**DIRECTION**
Pick out each line containing the string "wheel" and copy it.
* START *
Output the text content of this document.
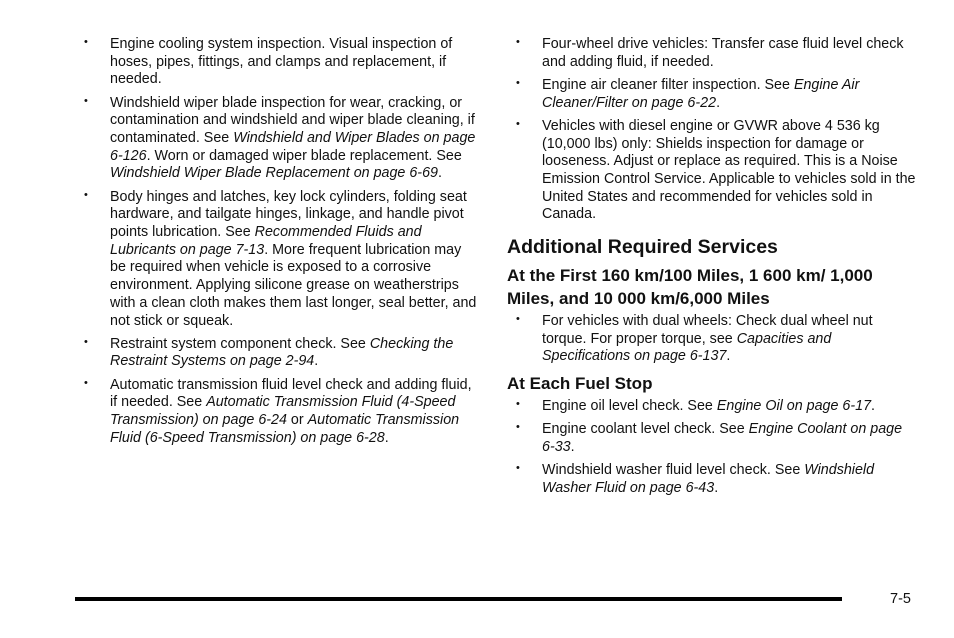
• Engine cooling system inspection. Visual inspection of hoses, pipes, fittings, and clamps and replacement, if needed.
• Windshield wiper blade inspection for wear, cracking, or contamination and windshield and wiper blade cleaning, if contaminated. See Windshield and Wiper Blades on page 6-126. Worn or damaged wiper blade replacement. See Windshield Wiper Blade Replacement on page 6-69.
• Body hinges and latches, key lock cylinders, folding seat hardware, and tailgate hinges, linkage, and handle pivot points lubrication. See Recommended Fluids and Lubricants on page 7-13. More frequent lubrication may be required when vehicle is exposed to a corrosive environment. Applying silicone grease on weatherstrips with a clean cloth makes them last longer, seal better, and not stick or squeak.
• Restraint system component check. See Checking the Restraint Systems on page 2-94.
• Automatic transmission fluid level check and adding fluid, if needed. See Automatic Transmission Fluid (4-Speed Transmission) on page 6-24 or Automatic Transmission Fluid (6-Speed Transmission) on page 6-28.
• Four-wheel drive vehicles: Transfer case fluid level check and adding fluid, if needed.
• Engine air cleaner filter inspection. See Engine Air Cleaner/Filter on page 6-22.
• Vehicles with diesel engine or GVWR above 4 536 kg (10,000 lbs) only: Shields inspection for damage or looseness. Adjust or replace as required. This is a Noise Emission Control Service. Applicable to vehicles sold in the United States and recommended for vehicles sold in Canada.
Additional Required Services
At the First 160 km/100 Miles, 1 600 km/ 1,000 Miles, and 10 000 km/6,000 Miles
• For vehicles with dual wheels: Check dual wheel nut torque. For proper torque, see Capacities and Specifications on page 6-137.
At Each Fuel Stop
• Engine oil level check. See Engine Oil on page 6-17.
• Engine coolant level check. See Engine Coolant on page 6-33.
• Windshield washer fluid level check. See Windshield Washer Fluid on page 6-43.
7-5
* END *
**WRITTEN ANSWER**
• Four-wheel drive vehicles: Transfer case fluid level check and adding fluid, if needed.
• For vehicles with dual wheels: Check dual wheel nut torque. For proper torque, see Capacities and Specifications on page 6-137.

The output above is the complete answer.